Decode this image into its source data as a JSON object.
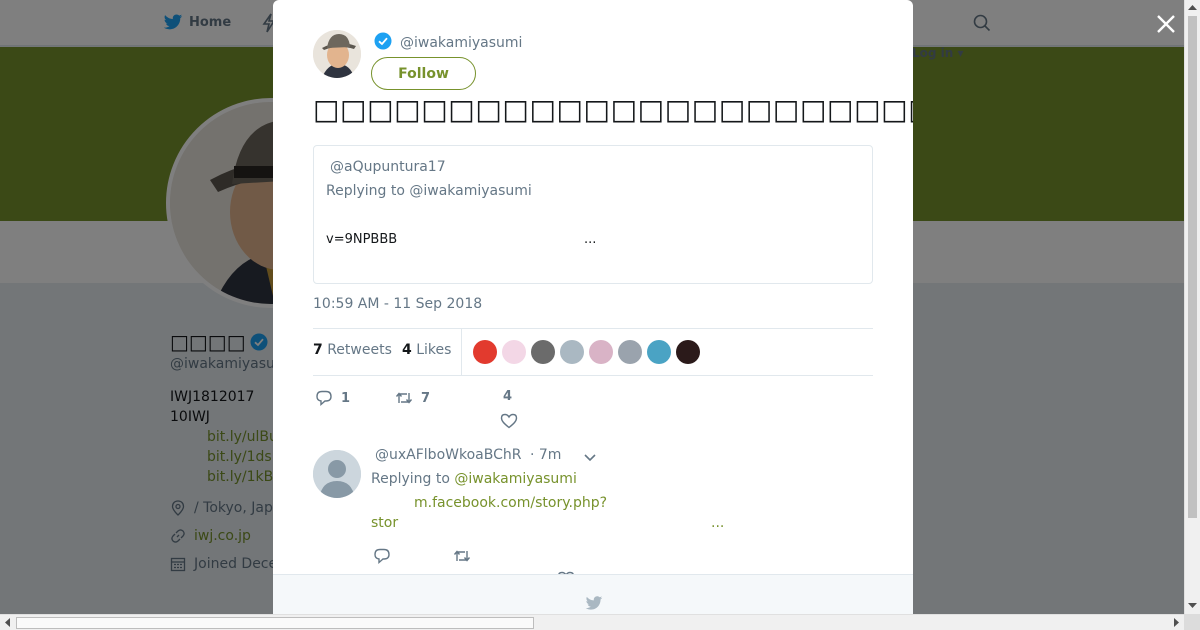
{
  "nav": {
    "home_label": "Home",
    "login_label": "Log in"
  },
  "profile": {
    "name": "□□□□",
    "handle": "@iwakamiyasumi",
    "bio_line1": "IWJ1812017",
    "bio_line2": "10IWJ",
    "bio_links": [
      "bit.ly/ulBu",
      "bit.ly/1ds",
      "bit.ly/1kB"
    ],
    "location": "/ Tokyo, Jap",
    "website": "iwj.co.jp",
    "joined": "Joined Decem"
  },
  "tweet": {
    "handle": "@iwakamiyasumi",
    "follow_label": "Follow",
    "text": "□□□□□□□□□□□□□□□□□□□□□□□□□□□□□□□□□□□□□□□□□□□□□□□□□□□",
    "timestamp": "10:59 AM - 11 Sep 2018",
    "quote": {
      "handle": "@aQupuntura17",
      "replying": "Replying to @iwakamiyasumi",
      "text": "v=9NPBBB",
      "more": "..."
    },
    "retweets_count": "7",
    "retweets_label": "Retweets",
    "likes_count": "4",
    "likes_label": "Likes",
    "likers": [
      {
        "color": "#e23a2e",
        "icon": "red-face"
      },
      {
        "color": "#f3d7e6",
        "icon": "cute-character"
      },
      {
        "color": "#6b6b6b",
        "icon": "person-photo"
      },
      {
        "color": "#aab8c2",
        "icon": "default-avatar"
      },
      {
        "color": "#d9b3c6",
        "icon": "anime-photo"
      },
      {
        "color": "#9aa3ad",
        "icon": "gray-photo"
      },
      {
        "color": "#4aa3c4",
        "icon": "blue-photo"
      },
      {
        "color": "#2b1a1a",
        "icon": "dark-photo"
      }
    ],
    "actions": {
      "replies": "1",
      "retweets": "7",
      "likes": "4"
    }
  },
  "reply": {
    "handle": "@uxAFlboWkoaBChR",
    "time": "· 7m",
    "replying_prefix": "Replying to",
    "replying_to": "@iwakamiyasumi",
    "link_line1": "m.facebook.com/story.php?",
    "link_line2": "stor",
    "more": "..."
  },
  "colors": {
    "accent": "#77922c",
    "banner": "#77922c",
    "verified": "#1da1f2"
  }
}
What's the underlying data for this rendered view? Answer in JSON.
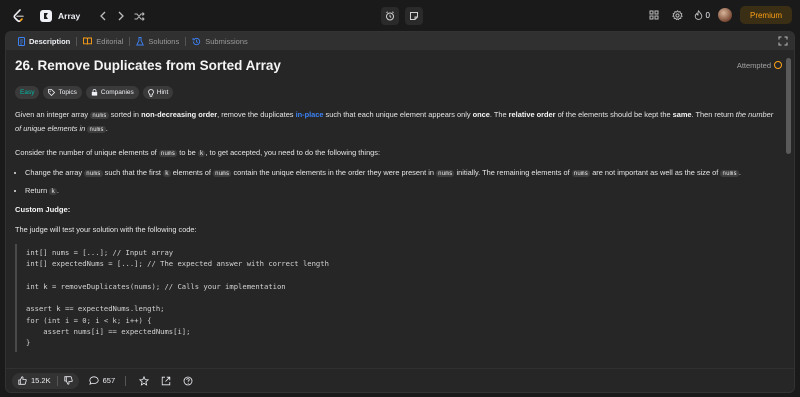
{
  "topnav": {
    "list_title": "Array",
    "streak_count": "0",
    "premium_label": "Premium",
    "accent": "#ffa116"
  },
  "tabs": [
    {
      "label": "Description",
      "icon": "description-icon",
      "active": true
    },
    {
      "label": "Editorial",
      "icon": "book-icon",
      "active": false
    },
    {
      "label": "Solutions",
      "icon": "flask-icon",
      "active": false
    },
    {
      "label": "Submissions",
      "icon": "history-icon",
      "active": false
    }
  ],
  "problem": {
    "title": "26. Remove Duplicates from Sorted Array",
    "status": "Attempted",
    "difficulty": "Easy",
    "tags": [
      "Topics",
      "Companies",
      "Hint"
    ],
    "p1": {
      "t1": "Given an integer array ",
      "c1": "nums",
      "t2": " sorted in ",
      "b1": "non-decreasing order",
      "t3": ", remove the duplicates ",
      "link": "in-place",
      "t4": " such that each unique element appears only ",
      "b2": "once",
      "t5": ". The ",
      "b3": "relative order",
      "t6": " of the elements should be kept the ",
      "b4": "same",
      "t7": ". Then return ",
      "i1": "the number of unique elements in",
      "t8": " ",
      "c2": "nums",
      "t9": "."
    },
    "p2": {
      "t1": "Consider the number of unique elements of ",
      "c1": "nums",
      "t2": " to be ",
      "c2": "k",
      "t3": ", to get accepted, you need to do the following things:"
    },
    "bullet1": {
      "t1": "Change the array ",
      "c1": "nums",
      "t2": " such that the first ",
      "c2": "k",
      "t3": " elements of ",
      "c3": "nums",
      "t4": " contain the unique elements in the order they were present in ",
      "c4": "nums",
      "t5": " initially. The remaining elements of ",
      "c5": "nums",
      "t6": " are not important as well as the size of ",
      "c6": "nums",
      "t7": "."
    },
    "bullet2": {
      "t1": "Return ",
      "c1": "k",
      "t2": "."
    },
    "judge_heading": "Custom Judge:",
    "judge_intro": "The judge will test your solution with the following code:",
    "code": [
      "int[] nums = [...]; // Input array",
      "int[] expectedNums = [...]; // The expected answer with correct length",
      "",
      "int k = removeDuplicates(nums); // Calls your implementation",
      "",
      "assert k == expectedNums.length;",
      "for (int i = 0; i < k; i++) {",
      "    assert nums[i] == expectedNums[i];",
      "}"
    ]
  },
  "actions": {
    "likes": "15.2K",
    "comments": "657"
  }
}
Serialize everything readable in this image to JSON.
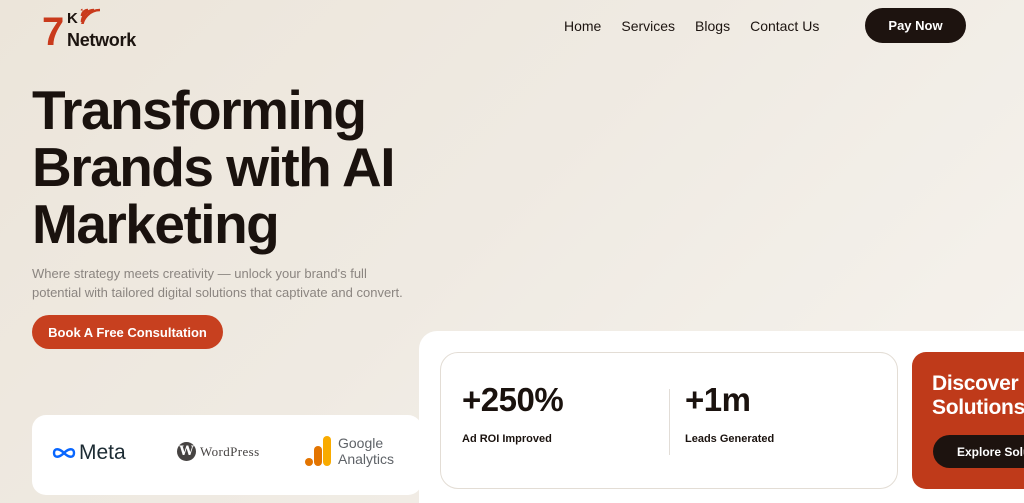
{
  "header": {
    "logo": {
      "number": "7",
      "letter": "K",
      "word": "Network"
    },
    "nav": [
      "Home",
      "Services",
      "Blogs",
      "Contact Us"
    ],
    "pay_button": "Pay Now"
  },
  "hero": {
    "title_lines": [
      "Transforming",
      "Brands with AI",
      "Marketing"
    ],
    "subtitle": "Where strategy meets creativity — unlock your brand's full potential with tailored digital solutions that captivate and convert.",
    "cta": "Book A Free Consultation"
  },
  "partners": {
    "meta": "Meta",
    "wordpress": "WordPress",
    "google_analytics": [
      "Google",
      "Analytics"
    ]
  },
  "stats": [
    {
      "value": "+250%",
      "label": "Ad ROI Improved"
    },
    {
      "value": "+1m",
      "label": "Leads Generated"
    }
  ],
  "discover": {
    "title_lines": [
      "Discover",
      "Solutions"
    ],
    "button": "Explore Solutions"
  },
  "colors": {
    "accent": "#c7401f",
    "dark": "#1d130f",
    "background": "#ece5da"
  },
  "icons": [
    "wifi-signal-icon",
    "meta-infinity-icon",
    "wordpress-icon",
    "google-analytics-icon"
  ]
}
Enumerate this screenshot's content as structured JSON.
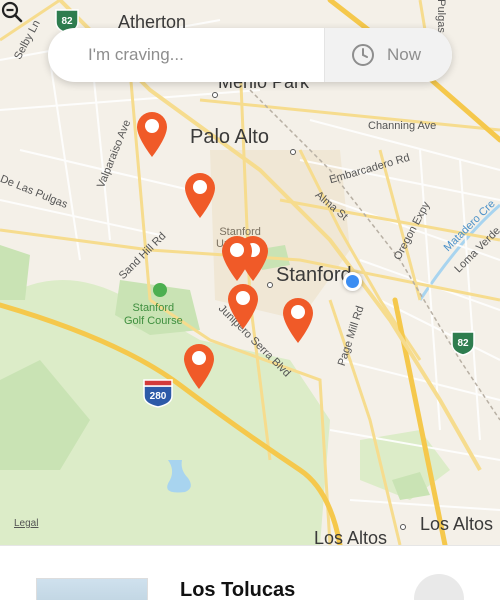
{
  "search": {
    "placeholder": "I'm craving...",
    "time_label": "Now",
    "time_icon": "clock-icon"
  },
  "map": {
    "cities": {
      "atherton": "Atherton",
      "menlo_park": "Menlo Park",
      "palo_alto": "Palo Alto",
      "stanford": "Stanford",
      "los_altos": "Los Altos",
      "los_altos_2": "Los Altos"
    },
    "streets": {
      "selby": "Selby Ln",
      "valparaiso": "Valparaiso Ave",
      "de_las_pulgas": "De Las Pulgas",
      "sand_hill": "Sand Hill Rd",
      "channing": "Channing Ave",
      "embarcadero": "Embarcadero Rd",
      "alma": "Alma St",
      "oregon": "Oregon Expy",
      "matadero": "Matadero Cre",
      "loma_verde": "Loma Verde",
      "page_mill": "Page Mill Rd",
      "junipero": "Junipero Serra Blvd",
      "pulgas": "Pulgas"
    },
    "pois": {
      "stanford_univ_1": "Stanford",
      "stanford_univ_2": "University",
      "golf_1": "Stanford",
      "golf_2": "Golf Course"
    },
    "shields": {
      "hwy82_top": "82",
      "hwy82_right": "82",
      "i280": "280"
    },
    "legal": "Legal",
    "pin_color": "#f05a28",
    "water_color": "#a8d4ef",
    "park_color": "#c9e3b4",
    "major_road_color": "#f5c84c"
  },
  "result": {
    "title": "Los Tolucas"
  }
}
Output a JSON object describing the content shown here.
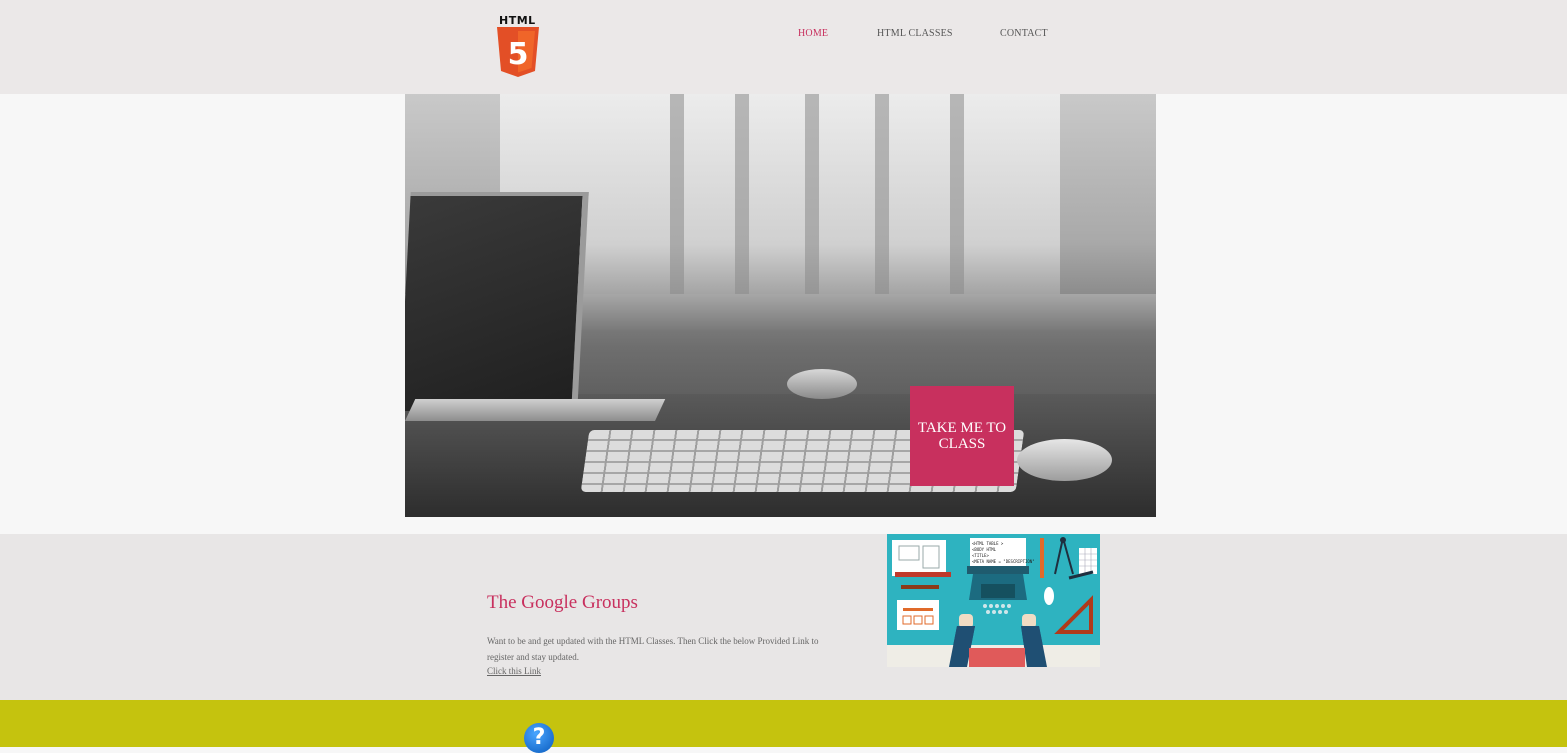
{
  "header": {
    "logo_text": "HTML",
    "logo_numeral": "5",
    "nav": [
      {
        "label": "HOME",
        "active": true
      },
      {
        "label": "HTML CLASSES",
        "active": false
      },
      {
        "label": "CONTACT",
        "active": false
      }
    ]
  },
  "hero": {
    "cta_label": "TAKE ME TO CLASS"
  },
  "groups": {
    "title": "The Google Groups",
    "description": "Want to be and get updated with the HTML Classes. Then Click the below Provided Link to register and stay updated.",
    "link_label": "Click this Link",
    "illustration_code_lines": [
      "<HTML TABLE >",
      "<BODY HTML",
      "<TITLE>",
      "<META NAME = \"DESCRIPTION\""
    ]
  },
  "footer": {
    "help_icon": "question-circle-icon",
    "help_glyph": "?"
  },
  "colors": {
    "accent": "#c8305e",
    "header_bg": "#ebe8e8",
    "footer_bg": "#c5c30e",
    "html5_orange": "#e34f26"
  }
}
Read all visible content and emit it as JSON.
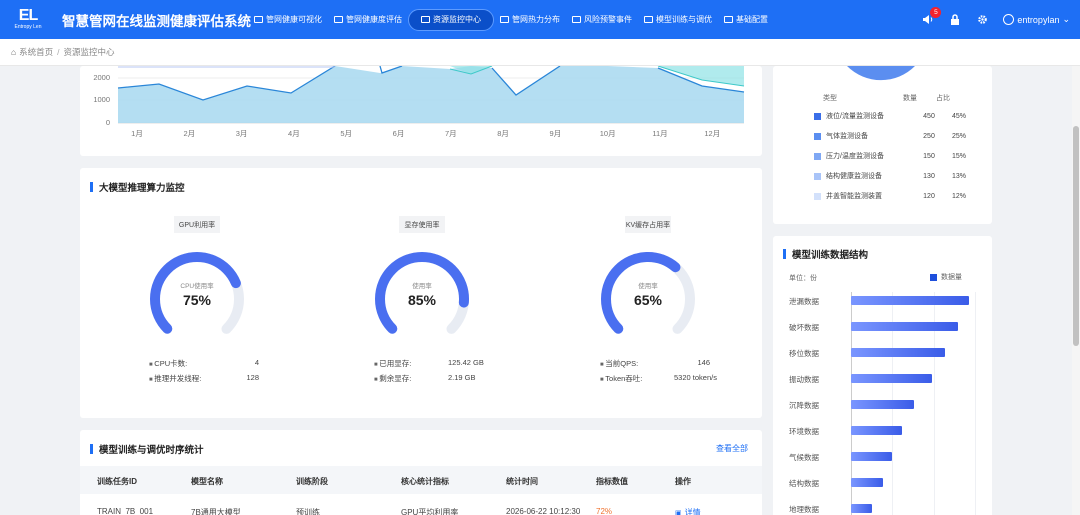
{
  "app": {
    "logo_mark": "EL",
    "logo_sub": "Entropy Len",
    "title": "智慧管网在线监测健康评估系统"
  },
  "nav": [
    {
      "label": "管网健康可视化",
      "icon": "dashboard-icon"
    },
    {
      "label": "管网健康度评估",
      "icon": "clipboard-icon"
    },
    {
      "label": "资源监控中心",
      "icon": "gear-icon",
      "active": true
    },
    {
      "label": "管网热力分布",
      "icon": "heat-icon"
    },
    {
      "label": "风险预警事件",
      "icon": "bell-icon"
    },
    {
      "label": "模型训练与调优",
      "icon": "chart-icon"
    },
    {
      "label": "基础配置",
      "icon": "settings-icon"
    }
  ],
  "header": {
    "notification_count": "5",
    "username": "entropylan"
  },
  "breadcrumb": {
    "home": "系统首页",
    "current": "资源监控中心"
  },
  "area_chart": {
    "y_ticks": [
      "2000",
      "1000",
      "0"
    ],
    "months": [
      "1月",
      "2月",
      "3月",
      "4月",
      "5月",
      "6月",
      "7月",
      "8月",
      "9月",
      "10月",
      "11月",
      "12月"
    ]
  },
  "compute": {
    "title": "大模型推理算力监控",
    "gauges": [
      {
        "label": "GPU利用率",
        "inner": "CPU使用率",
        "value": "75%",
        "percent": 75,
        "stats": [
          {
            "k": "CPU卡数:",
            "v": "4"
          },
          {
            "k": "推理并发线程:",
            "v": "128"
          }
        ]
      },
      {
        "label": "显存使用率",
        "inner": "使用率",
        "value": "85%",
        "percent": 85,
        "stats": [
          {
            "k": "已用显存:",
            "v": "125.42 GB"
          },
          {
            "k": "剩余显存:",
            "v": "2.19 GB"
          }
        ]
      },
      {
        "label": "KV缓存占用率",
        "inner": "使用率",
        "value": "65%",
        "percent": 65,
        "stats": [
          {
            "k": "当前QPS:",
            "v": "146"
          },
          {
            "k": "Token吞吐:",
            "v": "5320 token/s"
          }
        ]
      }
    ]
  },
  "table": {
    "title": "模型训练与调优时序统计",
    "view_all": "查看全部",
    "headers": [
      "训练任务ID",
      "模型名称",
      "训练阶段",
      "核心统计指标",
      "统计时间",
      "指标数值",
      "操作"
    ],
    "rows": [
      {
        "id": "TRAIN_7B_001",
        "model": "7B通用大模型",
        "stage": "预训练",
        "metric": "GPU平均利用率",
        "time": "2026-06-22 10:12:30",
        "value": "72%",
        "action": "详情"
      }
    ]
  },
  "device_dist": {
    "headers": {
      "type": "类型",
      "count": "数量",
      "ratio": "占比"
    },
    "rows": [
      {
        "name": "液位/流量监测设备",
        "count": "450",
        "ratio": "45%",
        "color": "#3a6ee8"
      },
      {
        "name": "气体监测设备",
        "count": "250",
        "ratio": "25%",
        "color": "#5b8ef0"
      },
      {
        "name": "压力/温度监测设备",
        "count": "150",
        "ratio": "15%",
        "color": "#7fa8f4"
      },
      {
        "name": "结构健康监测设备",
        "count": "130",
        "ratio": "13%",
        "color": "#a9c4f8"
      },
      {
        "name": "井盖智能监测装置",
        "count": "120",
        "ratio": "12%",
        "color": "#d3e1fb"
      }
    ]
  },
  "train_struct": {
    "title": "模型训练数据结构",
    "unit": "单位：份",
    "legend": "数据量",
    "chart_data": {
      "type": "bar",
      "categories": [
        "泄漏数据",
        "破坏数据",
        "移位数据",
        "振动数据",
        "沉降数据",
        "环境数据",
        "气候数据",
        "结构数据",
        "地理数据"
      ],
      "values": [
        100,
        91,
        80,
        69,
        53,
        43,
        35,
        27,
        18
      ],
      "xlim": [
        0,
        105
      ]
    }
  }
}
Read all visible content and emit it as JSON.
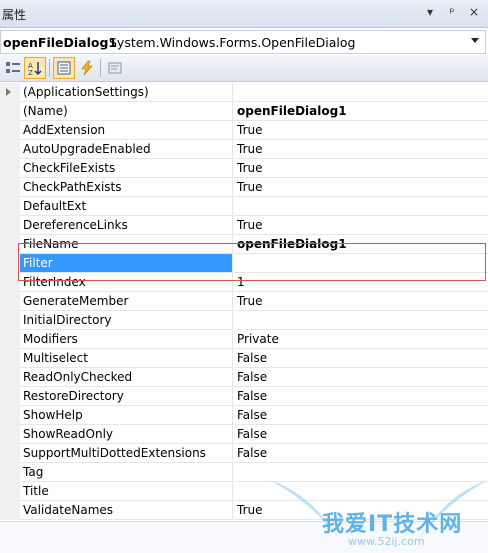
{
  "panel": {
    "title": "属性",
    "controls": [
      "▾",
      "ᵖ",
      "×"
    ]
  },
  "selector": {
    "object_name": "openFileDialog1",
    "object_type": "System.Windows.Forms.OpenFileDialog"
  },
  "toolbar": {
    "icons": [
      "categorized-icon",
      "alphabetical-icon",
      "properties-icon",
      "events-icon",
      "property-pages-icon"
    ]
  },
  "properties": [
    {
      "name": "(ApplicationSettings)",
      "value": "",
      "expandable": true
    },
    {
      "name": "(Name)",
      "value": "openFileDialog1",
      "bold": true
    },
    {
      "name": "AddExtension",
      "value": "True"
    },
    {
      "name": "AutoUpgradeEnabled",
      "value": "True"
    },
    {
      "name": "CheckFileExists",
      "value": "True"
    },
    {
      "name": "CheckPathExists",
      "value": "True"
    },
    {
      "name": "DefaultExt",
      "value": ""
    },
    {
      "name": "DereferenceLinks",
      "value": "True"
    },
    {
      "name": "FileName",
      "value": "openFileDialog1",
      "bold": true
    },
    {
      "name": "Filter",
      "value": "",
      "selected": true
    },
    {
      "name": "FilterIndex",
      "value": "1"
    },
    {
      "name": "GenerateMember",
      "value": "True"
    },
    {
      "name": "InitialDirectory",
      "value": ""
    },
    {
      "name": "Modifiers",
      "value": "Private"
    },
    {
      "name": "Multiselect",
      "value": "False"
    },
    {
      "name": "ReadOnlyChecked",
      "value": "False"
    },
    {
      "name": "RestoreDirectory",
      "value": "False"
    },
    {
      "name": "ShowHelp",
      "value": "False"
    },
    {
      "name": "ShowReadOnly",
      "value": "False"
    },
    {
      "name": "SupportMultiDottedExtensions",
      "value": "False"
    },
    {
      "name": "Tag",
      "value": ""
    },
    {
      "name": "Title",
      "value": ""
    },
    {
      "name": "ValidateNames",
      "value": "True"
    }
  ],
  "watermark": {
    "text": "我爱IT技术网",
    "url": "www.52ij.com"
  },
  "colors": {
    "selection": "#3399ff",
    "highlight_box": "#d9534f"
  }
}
▬▬▬
■ Challenge:
Select every line above that contains the word "Then", and copy it.

■ Solved exercise:
      "t7": ". Then return ",
    "description": "Want to be and get updated with the HTML Classes. Then Click the below Provided Link to register and stay updated.",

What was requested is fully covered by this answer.